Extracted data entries

---*---

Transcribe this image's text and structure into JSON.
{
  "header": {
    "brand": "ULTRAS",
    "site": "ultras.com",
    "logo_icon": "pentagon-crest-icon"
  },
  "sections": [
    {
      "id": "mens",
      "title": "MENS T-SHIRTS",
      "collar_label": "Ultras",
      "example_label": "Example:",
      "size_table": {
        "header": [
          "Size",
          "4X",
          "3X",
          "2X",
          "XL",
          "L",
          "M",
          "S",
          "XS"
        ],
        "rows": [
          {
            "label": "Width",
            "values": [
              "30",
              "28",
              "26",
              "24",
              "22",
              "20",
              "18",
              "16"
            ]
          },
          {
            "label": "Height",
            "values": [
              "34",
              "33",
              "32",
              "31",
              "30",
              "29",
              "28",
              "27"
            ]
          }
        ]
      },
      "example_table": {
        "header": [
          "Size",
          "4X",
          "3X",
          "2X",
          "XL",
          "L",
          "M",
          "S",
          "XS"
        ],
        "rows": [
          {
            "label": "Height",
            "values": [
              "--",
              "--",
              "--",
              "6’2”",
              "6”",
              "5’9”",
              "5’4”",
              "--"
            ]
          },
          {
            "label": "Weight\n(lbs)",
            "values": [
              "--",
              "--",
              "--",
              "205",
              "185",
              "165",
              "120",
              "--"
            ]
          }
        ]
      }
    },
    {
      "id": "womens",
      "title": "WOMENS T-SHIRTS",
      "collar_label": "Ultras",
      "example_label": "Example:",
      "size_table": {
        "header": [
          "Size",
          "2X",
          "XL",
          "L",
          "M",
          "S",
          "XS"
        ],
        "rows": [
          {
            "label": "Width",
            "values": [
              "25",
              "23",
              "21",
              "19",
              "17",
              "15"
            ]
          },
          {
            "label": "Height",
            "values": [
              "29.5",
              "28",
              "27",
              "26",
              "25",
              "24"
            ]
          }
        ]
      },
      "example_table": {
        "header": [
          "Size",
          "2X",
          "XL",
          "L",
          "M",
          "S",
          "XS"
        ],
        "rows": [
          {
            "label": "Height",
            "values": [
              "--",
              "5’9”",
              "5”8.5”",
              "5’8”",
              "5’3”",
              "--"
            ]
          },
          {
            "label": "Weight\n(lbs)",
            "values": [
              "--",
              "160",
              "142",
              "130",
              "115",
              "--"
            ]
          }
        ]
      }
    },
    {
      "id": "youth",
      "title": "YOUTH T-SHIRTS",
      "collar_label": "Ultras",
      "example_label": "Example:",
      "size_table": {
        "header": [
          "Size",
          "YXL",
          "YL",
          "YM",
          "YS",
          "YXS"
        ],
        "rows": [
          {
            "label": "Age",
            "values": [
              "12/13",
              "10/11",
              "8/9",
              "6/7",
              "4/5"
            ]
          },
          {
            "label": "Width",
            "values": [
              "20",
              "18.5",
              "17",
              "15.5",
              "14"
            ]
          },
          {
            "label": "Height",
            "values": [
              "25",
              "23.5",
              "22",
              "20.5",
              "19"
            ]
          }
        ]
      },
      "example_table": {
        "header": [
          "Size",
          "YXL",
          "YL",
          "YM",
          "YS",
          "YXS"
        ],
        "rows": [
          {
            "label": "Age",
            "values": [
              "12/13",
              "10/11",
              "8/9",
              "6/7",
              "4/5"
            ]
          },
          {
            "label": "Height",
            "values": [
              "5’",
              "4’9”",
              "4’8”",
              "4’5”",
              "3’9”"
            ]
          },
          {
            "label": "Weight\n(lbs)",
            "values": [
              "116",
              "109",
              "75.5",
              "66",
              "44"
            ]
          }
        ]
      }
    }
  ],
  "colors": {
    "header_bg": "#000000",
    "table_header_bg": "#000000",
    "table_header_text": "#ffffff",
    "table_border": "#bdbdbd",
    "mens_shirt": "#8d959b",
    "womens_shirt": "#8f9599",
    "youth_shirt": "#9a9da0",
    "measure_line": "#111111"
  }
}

---*---

Exercise details
Retype every entry word for word.

Answer below
Transcribe this image's text and structure into JSON.
{
  "header": {
    "brand": "ULTRAS",
    "site": "ultras.com",
    "logo_icon": "pentagon-crest-icon"
  },
  "sections": [
    {
      "id": "mens",
      "title": "MENS T-SHIRTS",
      "collar_label": "Ultras",
      "example_label": "Example:",
      "size_table": {
        "header": [
          "Size",
          "4X",
          "3X",
          "2X",
          "XL",
          "L",
          "M",
          "S",
          "XS"
        ],
        "rows": [
          {
            "label": "Width",
            "values": [
              "30",
              "28",
              "26",
              "24",
              "22",
              "20",
              "18",
              "16"
            ]
          },
          {
            "label": "Height",
            "values": [
              "34",
              "33",
              "32",
              "31",
              "30",
              "29",
              "28",
              "27"
            ]
          }
        ]
      },
      "example_table": {
        "header": [
          "Size",
          "4X",
          "3X",
          "2X",
          "XL",
          "L",
          "M",
          "S",
          "XS"
        ],
        "rows": [
          {
            "label": "Height",
            "values": [
              "--",
              "--",
              "--",
              "6’2”",
              "6”",
              "5’9”",
              "5’4”",
              "--"
            ]
          },
          {
            "label": "Weight\n(lbs)",
            "values": [
              "--",
              "--",
              "--",
              "205",
              "185",
              "165",
              "120",
              "--"
            ]
          }
        ]
      }
    },
    {
      "id": "womens",
      "title": "WOMENS T-SHIRTS",
      "collar_label": "Ultras",
      "example_label": "Example:",
      "size_table": {
        "header": [
          "Size",
          "2X",
          "XL",
          "L",
          "M",
          "S",
          "XS"
        ],
        "rows": [
          {
            "label": "Width",
            "values": [
              "25",
              "23",
              "21",
              "19",
              "17",
              "15"
            ]
          },
          {
            "label": "Height",
            "values": [
              "29.5",
              "28",
              "27",
              "26",
              "25",
              "24"
            ]
          }
        ]
      },
      "example_table": {
        "header": [
          "Size",
          "2X",
          "XL",
          "L",
          "M",
          "S",
          "XS"
        ],
        "rows": [
          {
            "label": "Height",
            "values": [
              "--",
              "5’9”",
              "5”8.5”",
              "5’8”",
              "5’3”",
              "--"
            ]
          },
          {
            "label": "Weight\n(lbs)",
            "values": [
              "--",
              "160",
              "142",
              "130",
              "115",
              "--"
            ]
          }
        ]
      }
    },
    {
      "id": "youth",
      "title": "YOUTH T-SHIRTS",
      "collar_label": "Ultras",
      "example_label": "Example:",
      "size_table": {
        "header": [
          "Size",
          "YXL",
          "YL",
          "YM",
          "YS",
          "YXS"
        ],
        "rows": [
          {
            "label": "Age",
            "values": [
              "12/13",
              "10/11",
              "8/9",
              "6/7",
              "4/5"
            ]
          },
          {
            "label": "Width",
            "values": [
              "20",
              "18.5",
              "17",
              "15.5",
              "14"
            ]
          },
          {
            "label": "Height",
            "values": [
              "25",
              "23.5",
              "22",
              "20.5",
              "19"
            ]
          }
        ]
      },
      "example_table": {
        "header": [
          "Size",
          "YXL",
          "YL",
          "YM",
          "YS",
          "YXS"
        ],
        "rows": [
          {
            "label": "Age",
            "values": [
              "12/13",
              "10/11",
              "8/9",
              "6/7",
              "4/5"
            ]
          },
          {
            "label": "Height",
            "values": [
              "5’",
              "4’9”",
              "4’8”",
              "4’5”",
              "3’9”"
            ]
          },
          {
            "label": "Weight\n(lbs)",
            "values": [
              "116",
              "109",
              "75.5",
              "66",
              "44"
            ]
          }
        ]
      }
    }
  ],
  "colors": {
    "header_bg": "#000000",
    "table_header_bg": "#000000",
    "table_header_text": "#ffffff",
    "table_border": "#bdbdbd",
    "mens_shirt": "#8d959b",
    "womens_shirt": "#8f9599",
    "youth_shirt": "#9a9da0",
    "measure_line": "#111111"
  }
}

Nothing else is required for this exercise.